• _What you are asked to do_: Take the material below and write it all out again exactly.

-------

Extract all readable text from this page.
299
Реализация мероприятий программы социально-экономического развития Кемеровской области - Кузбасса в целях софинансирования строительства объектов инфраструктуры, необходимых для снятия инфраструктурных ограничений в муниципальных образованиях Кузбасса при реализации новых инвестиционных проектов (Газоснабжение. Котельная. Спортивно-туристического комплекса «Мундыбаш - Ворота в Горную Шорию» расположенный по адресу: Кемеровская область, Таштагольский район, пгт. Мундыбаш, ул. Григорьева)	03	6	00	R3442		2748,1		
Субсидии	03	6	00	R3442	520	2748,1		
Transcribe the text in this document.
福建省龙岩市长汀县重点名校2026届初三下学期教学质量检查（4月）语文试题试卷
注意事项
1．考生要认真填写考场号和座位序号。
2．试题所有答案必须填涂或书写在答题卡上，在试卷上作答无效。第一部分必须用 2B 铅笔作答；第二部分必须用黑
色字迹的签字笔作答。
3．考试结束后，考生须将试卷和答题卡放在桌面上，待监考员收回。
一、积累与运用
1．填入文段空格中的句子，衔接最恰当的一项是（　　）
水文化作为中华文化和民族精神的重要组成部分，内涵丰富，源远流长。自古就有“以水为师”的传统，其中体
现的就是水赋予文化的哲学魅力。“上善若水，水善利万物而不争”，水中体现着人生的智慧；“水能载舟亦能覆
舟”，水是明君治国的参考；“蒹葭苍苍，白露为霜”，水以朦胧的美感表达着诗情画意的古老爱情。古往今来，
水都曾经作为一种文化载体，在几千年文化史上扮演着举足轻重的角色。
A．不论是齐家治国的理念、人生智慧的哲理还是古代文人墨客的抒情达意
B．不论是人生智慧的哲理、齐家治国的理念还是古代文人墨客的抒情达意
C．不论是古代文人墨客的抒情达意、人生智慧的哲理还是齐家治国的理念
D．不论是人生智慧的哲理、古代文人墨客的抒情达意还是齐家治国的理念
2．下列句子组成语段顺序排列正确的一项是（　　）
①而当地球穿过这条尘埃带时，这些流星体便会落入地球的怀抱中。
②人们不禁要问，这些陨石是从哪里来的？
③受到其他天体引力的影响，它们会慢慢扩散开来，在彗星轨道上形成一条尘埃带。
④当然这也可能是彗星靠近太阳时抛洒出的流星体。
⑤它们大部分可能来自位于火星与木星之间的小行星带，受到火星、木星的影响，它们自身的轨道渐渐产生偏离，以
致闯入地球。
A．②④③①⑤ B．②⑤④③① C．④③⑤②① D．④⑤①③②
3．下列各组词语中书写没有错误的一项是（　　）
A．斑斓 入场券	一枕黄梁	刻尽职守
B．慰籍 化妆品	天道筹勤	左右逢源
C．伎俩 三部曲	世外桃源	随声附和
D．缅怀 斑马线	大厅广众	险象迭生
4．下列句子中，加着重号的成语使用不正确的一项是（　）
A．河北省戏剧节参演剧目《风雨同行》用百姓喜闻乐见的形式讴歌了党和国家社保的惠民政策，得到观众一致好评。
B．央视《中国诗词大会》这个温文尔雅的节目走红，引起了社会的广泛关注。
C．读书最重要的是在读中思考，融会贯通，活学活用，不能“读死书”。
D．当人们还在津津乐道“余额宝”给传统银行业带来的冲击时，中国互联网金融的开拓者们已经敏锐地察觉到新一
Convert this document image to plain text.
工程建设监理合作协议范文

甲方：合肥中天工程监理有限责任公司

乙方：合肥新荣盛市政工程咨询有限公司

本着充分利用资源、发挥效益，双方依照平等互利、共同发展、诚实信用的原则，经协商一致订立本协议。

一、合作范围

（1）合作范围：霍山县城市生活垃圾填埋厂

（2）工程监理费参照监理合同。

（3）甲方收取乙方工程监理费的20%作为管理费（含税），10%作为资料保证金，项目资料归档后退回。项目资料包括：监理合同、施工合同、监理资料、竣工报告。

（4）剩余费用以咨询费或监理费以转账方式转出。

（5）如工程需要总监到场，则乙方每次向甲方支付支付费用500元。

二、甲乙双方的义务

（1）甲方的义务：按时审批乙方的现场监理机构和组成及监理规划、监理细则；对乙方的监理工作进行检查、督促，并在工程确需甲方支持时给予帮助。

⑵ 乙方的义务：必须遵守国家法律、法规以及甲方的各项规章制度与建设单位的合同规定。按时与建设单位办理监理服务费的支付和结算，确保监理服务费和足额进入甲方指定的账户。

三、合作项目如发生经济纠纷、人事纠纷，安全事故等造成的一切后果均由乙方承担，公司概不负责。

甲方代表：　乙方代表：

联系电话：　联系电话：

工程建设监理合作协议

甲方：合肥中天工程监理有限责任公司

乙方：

-------

• _Result for this exercise_:
Extract all readable text from this page.
299
Реализация мероприятий программы социально-экономического развития Кемеровской области - Кузбасса в целях софинансирования строительства объектов инфраструктуры, необходимых для снятия инфраструктурных ограничений в муниципальных образованиях Кузбасса при реализации новых инвестиционных проектов (Газоснабжение. Котельная. Спортивно-туристического комплекса «Мундыбаш - Ворота в Горную Шорию» расположенный по адресу: Кемеровская область, Таштагольский район, пгт. Мундыбаш, ул. Григорьева)	03	6	00	R3442		2748,1		
Субсидии	03	6	00	R3442	520	2748,1		
Transcribe the text in this document.
福建省龙岩市长汀县重点名校2026届初三下学期教学质量检查（4月）语文试题试卷
注意事项
1．考生要认真填写考场号和座位序号。
2．试题所有答案必须填涂或书写在答题卡上，在试卷上作答无效。第一部分必须用 2B 铅笔作答；第二部分必须用黑
色字迹的签字笔作答。
3．考试结束后，考生须将试卷和答题卡放在桌面上，待监考员收回。
一、积累与运用
1．填入文段空格中的句子，衔接最恰当的一项是（　　）
水文化作为中华文化和民族精神的重要组成部分，内涵丰富，源远流长。自古就有“以水为师”的传统，其中体
现的就是水赋予文化的哲学魅力。“上善若水，水善利万物而不争”，水中体现着人生的智慧；“水能载舟亦能覆
舟”，水是明君治国的参考；“蒹葭苍苍，白露为霜”，水以朦胧的美感表达着诗情画意的古老爱情。古往今来，
水都曾经作为一种文化载体，在几千年文化史上扮演着举足轻重的角色。
A．不论是齐家治国的理念、人生智慧的哲理还是古代文人墨客的抒情达意
B．不论是人生智慧的哲理、齐家治国的理念还是古代文人墨客的抒情达意
C．不论是古代文人墨客的抒情达意、人生智慧的哲理还是齐家治国的理念
D．不论是人生智慧的哲理、古代文人墨客的抒情达意还是齐家治国的理念
2．下列句子组成语段顺序排列正确的一项是（　　）
①而当地球穿过这条尘埃带时，这些流星体便会落入地球的怀抱中。
②人们不禁要问，这些陨石是从哪里来的？
③受到其他天体引力的影响，它们会慢慢扩散开来，在彗星轨道上形成一条尘埃带。
④当然这也可能是彗星靠近太阳时抛洒出的流星体。
⑤它们大部分可能来自位于火星与木星之间的小行星带，受到火星、木星的影响，它们自身的轨道渐渐产生偏离，以
致闯入地球。
A．②④③①⑤ B．②⑤④③① C．④③⑤②① D．④⑤①③②
3．下列各组词语中书写没有错误的一项是（　　）
A．斑斓 入场券	一枕黄梁	刻尽职守
B．慰籍 化妆品	天道筹勤	左右逢源
C．伎俩 三部曲	世外桃源	随声附和
D．缅怀 斑马线	大厅广众	险象迭生
4．下列句子中，加着重号的成语使用不正确的一项是（　）
A．河北省戏剧节参演剧目《风雨同行》用百姓喜闻乐见的形式讴歌了党和国家社保的惠民政策，得到观众一致好评。
B．央视《中国诗词大会》这个温文尔雅的节目走红，引起了社会的广泛关注。
C．读书最重要的是在读中思考，融会贯通，活学活用，不能“读死书”。
D．当人们还在津津乐道“余额宝”给传统银行业带来的冲击时，中国互联网金融的开拓者们已经敏锐地察觉到新一
Convert this document image to plain text.
工程建设监理合作协议范文

甲方：合肥中天工程监理有限责任公司

乙方：合肥新荣盛市政工程咨询有限公司

本着充分利用资源、发挥效益，双方依照平等互利、共同发展、诚实信用的原则，经协商一致订立本协议。

一、合作范围

（1）合作范围：霍山县城市生活垃圾填埋厂

（2）工程监理费参照监理合同。

（3）甲方收取乙方工程监理费的20%作为管理费（含税），10%作为资料保证金，项目资料归档后退回。项目资料包括：监理合同、施工合同、监理资料、竣工报告。

（4）剩余费用以咨询费或监理费以转账方式转出。

（5）如工程需要总监到场，则乙方每次向甲方支付支付费用500元。

二、甲乙双方的义务

（1）甲方的义务：按时审批乙方的现场监理机构和组成及监理规划、监理细则；对乙方的监理工作进行检查、督促，并在工程确需甲方支持时给予帮助。

⑵ 乙方的义务：必须遵守国家法律、法规以及甲方的各项规章制度与建设单位的合同规定。按时与建设单位办理监理服务费的支付和结算，确保监理服务费和足额进入甲方指定的账户。

三、合作项目如发生经济纠纷、人事纠纷，安全事故等造成的一切后果均由乙方承担，公司概不负责。

甲方代表：　乙方代表：

联系电话：　联系电话：

工程建设监理合作协议

甲方：合肥中天工程监理有限责任公司

乙方：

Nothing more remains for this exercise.